▼
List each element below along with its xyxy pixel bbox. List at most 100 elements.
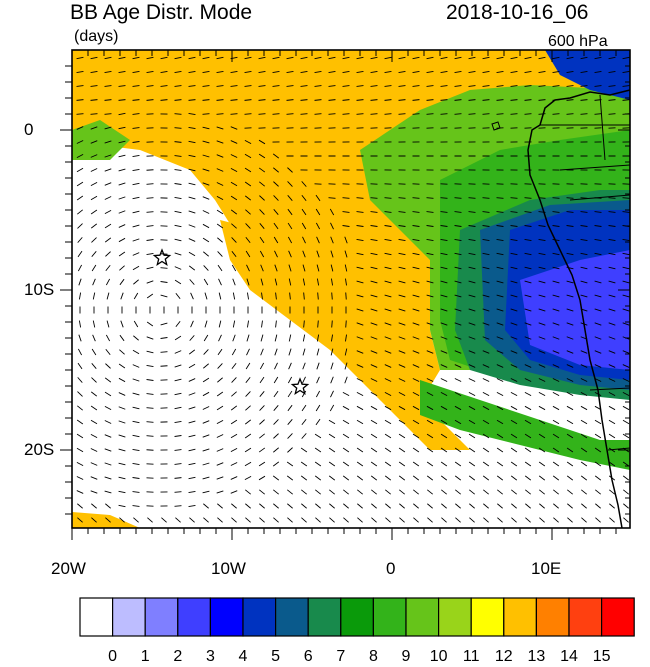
wind-barb	[426, 294, 434, 298]
wind-barb	[524, 364, 532, 368]
wind-barb	[496, 475, 504, 481]
wind-barb	[454, 294, 462, 298]
wind-barb	[174, 421, 182, 423]
wind-barb	[315, 390, 321, 398]
colorbar-swatch	[111, 597, 146, 637]
wind-barb	[482, 225, 490, 227]
wind-barb	[398, 433, 406, 439]
wind-barb	[76, 195, 84, 201]
wind-barb	[258, 56, 266, 60]
wind-barb	[524, 461, 532, 467]
wind-barb	[190, 292, 194, 300]
wind-barb	[133, 292, 139, 300]
wind-barb	[384, 70, 392, 74]
wind-barb	[552, 294, 560, 298]
wind-barb	[328, 70, 336, 74]
wind-barb	[398, 70, 406, 74]
wind-barb	[553, 503, 559, 509]
wind-barb	[301, 208, 307, 216]
wind-barb	[77, 362, 83, 370]
wind-barb	[482, 405, 490, 411]
wind-barb	[370, 238, 378, 242]
wind-barb	[608, 336, 616, 340]
wind-barb	[230, 476, 238, 480]
wind-barb	[203, 363, 209, 369]
wind-barb	[426, 322, 434, 326]
wind-barb	[146, 56, 154, 60]
wind-barb	[78, 320, 82, 328]
wind-barb	[216, 85, 224, 87]
wind-barb	[274, 278, 278, 286]
wind-barb	[580, 378, 588, 382]
wind-barb	[287, 376, 293, 384]
wind-barb	[188, 56, 196, 60]
wind-barb	[580, 113, 588, 115]
wind-barb	[342, 197, 350, 199]
colorbar-label: 11	[462, 648, 480, 665]
wind-barb	[482, 266, 490, 270]
wind-barb	[104, 448, 112, 452]
wind-barb	[328, 433, 336, 439]
wind-barb	[216, 70, 224, 74]
wind-barb	[286, 85, 294, 87]
wind-barb	[412, 364, 420, 368]
wind-barb	[510, 475, 518, 481]
wind-barb	[426, 461, 434, 467]
wind-barb	[316, 264, 320, 272]
wind-barb	[580, 56, 588, 60]
wind-barb	[244, 167, 252, 173]
wind-barb	[622, 461, 630, 467]
wind-barb	[328, 447, 336, 453]
wind-barb	[399, 503, 405, 509]
wind-barb	[608, 252, 616, 256]
wind-barb	[566, 419, 574, 425]
wind-barb	[188, 504, 196, 508]
wind-barb	[259, 419, 265, 425]
wind-barb	[454, 364, 462, 368]
wind-barb	[524, 266, 532, 270]
wind-barb	[244, 419, 252, 425]
wind-barb	[273, 376, 279, 384]
wind-barb	[342, 447, 350, 453]
wind-barb	[76, 433, 84, 439]
wind-barb	[412, 391, 420, 397]
wind-barb	[259, 376, 265, 384]
wind-barb	[132, 224, 140, 228]
wind-barb	[566, 461, 574, 467]
wind-barb	[202, 406, 210, 410]
wind-barb	[552, 266, 560, 270]
wind-barb	[412, 225, 420, 227]
wind-barb	[608, 391, 616, 397]
wind-barb	[330, 362, 334, 370]
wind-barb	[174, 113, 182, 115]
wind-barb	[580, 433, 588, 439]
wind-barb	[302, 250, 306, 258]
wind-barb	[622, 419, 630, 425]
wind-barb	[524, 70, 532, 74]
wind-barb	[104, 405, 112, 411]
wind-barb	[133, 279, 139, 285]
wind-barb	[398, 197, 406, 199]
wind-barb	[90, 433, 98, 439]
wind-barb	[454, 308, 462, 312]
wind-barb	[316, 348, 320, 356]
wind-barb	[441, 503, 447, 509]
wind-barb	[300, 475, 308, 481]
wind-barb	[76, 140, 84, 144]
wind-barb	[538, 405, 546, 411]
wind-barb	[496, 113, 504, 115]
wind-barb	[216, 462, 224, 466]
wind-barb	[174, 85, 182, 87]
wind-barb	[175, 292, 181, 300]
wind-barb	[259, 195, 265, 201]
wind-barb	[496, 85, 504, 87]
wind-barb	[594, 266, 602, 270]
wind-barb	[328, 56, 336, 60]
wind-barb	[510, 252, 518, 256]
wind-barb	[232, 334, 236, 342]
wind-barb	[566, 70, 574, 74]
wind-barb	[412, 99, 420, 101]
wind-barb	[384, 99, 392, 101]
wind-barb	[104, 209, 112, 215]
wind-barb	[552, 211, 560, 213]
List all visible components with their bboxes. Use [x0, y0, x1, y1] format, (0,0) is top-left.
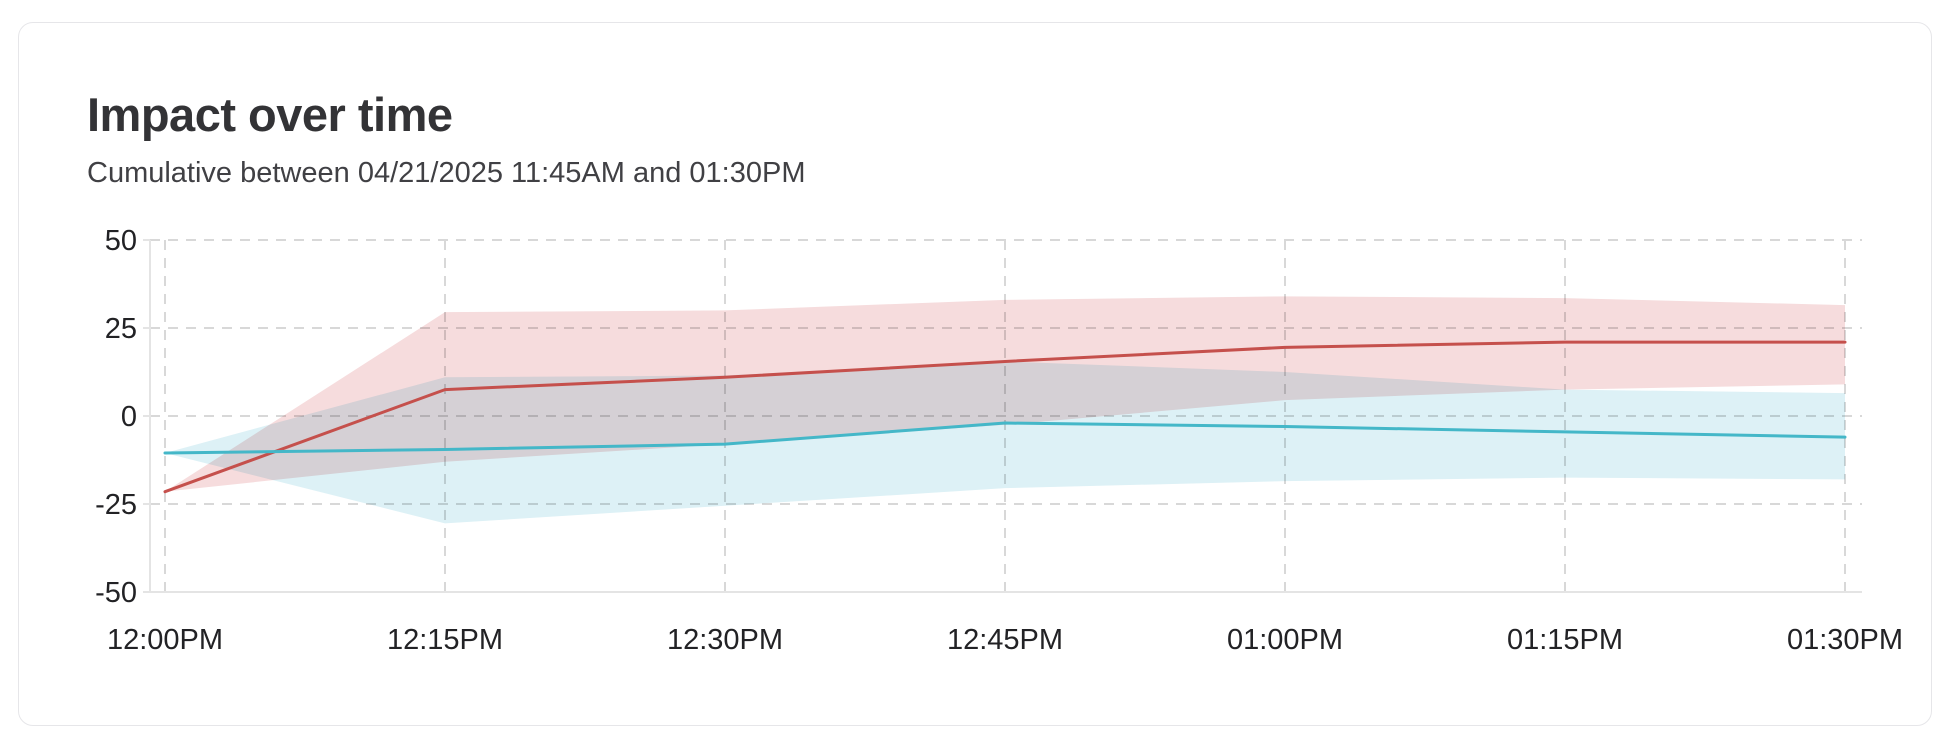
teal-line [163, 421, 1847, 455]
x-tick-label: 01:30PM [1787, 624, 1903, 656]
chart-subtitle: Cumulative between 04/21/2025 11:45AM an… [87, 157, 806, 189]
red-line [163, 340, 1847, 494]
y-tick-label: 50 [105, 225, 137, 257]
x-tick-label: 01:00PM [1227, 624, 1343, 656]
y-axis-labels: 50 25 0 -25 -50 [95, 225, 137, 609]
y-tick-label: 25 [105, 313, 137, 345]
x-tick-label: 12:30PM [667, 624, 783, 656]
x-tick-label: 01:15PM [1507, 624, 1623, 656]
y-tick-label: -25 [95, 489, 137, 521]
chart-title: Impact over time [87, 88, 453, 141]
x-tick-label: 12:15PM [387, 624, 503, 656]
y-tick-label: 0 [121, 401, 137, 433]
x-tick-label: 12:00PM [107, 624, 223, 656]
teal-confidence-band [165, 361, 1845, 524]
x-tick-label: 12:45PM [947, 624, 1063, 656]
axis-lines [143, 239, 1862, 593]
y-tick-label: -50 [95, 577, 137, 609]
x-axis-labels: 12:00PM 12:15PM 12:30PM 12:45PM 01:00PM 01:15… [107, 624, 1903, 656]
▲
Please repeat all the records above with "wind-barb" replaced by "wind-arrow" everywhere and every other part unchanged, leaving the pictures out.

• _ANSWER TO THE PROBLEM_:
List each element below along with its xyxy pixel bbox. List at most 100 elements.
wind-arrow	[426, 294, 434, 298]
wind-arrow	[524, 364, 532, 368]
wind-arrow	[496, 475, 504, 481]
wind-arrow	[454, 294, 462, 298]
wind-arrow	[174, 421, 182, 423]
wind-arrow	[315, 390, 321, 398]
colorbar-swatch	[111, 597, 146, 637]
wind-arrow	[482, 225, 490, 227]
wind-arrow	[398, 433, 406, 439]
wind-arrow	[76, 195, 84, 201]
wind-arrow	[258, 56, 266, 60]
wind-arrow	[524, 461, 532, 467]
wind-arrow	[190, 292, 194, 300]
wind-arrow	[133, 292, 139, 300]
wind-arrow	[384, 70, 392, 74]
wind-arrow	[552, 294, 560, 298]
wind-arrow	[328, 70, 336, 74]
wind-arrow	[398, 70, 406, 74]
wind-arrow	[553, 503, 559, 509]
wind-arrow	[301, 208, 307, 216]
wind-arrow	[77, 362, 83, 370]
wind-arrow	[482, 405, 490, 411]
wind-arrow	[370, 238, 378, 242]
wind-arrow	[608, 336, 616, 340]
wind-arrow	[230, 476, 238, 480]
wind-arrow	[203, 363, 209, 369]
wind-arrow	[426, 322, 434, 326]
wind-arrow	[146, 56, 154, 60]
wind-arrow	[78, 320, 82, 328]
wind-arrow	[216, 85, 224, 87]
wind-arrow	[274, 278, 278, 286]
wind-arrow	[580, 378, 588, 382]
wind-arrow	[287, 376, 293, 384]
wind-arrow	[188, 56, 196, 60]
wind-arrow	[580, 113, 588, 115]
wind-arrow	[342, 197, 350, 199]
colorbar-label: 11	[462, 648, 480, 665]
wind-arrow	[482, 266, 490, 270]
wind-arrow	[104, 448, 112, 452]
wind-arrow	[328, 433, 336, 439]
wind-arrow	[216, 70, 224, 74]
wind-arrow	[286, 85, 294, 87]
wind-arrow	[412, 364, 420, 368]
wind-arrow	[510, 475, 518, 481]
wind-arrow	[426, 461, 434, 467]
wind-arrow	[316, 264, 320, 272]
wind-arrow	[580, 56, 588, 60]
wind-arrow	[244, 167, 252, 173]
wind-arrow	[622, 461, 630, 467]
wind-arrow	[328, 447, 336, 453]
wind-arrow	[399, 503, 405, 509]
wind-arrow	[608, 252, 616, 256]
wind-arrow	[566, 419, 574, 425]
wind-arrow	[188, 504, 196, 508]
wind-arrow	[259, 419, 265, 425]
wind-arrow	[454, 364, 462, 368]
wind-arrow	[524, 266, 532, 270]
wind-arrow	[244, 419, 252, 425]
wind-arrow	[273, 376, 279, 384]
wind-arrow	[342, 447, 350, 453]
wind-arrow	[76, 433, 84, 439]
wind-arrow	[412, 391, 420, 397]
wind-arrow	[259, 376, 265, 384]
wind-arrow	[132, 224, 140, 228]
wind-arrow	[566, 461, 574, 467]
wind-arrow	[202, 406, 210, 410]
wind-arrow	[552, 266, 560, 270]
wind-arrow	[412, 225, 420, 227]
wind-arrow	[608, 391, 616, 397]
wind-arrow	[330, 362, 334, 370]
wind-arrow	[174, 113, 182, 115]
wind-arrow	[580, 433, 588, 439]
wind-arrow	[302, 250, 306, 258]
wind-arrow	[622, 419, 630, 425]
wind-arrow	[524, 70, 532, 74]
wind-arrow	[104, 405, 112, 411]
wind-arrow	[133, 279, 139, 285]
wind-arrow	[398, 197, 406, 199]
wind-arrow	[90, 433, 98, 439]
wind-arrow	[454, 308, 462, 312]
wind-arrow	[316, 348, 320, 356]
wind-arrow	[441, 503, 447, 509]
wind-arrow	[300, 475, 308, 481]
wind-arrow	[76, 140, 84, 144]
wind-arrow	[538, 405, 546, 411]
wind-arrow	[496, 113, 504, 115]
wind-arrow	[216, 462, 224, 466]
wind-arrow	[174, 85, 182, 87]
wind-arrow	[175, 292, 181, 300]
wind-arrow	[259, 195, 265, 201]
wind-arrow	[496, 85, 504, 87]
wind-arrow	[594, 266, 602, 270]
wind-arrow	[328, 56, 336, 60]
wind-arrow	[510, 252, 518, 256]
wind-arrow	[232, 334, 236, 342]
wind-arrow	[566, 70, 574, 74]
wind-arrow	[412, 99, 420, 101]
wind-arrow	[384, 99, 392, 101]
wind-arrow	[104, 209, 112, 215]
wind-arrow	[552, 211, 560, 213]
List all visible components with their bboxes. Use [x0, y0, x1, y1] format, (0,0) is top-left.
teal-line [163, 421, 1847, 455]
x-tick-label: 01:30PM [1787, 624, 1903, 656]
chart-subtitle: Cumulative between 04/21/2025 11:45AM an… [87, 157, 806, 189]
red-line [163, 340, 1847, 494]
y-tick-label: 50 [105, 225, 137, 257]
x-tick-label: 01:00PM [1227, 624, 1343, 656]
y-axis-labels: 50 25 0 -25 -50 [95, 225, 137, 609]
y-tick-label: 25 [105, 313, 137, 345]
x-tick-label: 12:30PM [667, 624, 783, 656]
x-tick-label: 01:15PM [1507, 624, 1623, 656]
y-tick-label: -25 [95, 489, 137, 521]
chart-title: Impact over time [87, 88, 453, 141]
x-tick-label: 12:15PM [387, 624, 503, 656]
y-tick-label: 0 [121, 401, 137, 433]
x-tick-label: 12:00PM [107, 624, 223, 656]
teal-confidence-band [165, 361, 1845, 524]
x-tick-label: 12:45PM [947, 624, 1063, 656]
axis-lines [143, 239, 1862, 593]
y-tick-label: -50 [95, 577, 137, 609]
x-axis-labels: 12:00PM 12:15PM 12:30PM 12:45PM 01:00PM 01:15… [107, 624, 1903, 656]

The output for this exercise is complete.